** What is needed **
From the entries below, pull out each line where "چهارصد" appears.

** Input rows **
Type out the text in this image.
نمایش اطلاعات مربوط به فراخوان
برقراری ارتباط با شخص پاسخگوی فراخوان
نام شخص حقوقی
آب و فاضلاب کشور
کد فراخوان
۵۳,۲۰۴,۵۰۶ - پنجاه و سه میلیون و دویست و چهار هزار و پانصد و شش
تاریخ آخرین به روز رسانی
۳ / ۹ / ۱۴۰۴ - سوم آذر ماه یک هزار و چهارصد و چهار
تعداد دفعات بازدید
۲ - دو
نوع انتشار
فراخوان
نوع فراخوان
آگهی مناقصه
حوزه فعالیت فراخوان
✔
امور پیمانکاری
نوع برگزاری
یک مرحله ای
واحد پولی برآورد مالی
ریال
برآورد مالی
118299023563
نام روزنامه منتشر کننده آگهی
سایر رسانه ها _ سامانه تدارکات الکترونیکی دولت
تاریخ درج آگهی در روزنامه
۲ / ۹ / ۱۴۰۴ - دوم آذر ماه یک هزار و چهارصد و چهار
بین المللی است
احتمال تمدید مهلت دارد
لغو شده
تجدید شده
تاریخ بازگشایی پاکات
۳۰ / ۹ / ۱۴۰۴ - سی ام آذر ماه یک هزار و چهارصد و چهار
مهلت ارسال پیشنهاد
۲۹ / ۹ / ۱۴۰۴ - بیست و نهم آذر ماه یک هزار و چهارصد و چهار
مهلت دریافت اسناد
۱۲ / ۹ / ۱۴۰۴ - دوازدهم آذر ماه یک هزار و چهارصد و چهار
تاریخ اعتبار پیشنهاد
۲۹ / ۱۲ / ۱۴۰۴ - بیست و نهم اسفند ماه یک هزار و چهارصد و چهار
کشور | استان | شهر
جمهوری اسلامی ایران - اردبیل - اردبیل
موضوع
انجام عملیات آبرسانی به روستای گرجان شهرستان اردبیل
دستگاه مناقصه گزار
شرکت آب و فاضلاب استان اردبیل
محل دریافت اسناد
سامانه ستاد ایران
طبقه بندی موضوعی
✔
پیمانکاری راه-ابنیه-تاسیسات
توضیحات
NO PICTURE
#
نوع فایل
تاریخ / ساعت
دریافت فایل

** Expected output **
۳ / ۹ / ۱۴۰۴ - سوم آذر ماه یک هزار و چهارصد و چهار
۲ / ۹ / ۱۴۰۴ - دوم آذر ماه یک هزار و چهارصد و چهار
۳۰ / ۹ / ۱۴۰۴ - سی ام آذر ماه یک هزار و چهارصد و چهار
۲۹ / ۹ / ۱۴۰۴ - بیست و نهم آذر ماه یک هزار و چهارصد و چهار
۱۲ / ۹ / ۱۴۰۴ - دوازدهم آذر ماه یک هزار و چهارصد و چهار
۲۹ / ۱۲ / ۱۴۰۴ - بیست و نهم اسفند ماه یک هزار و چهارصد و چهار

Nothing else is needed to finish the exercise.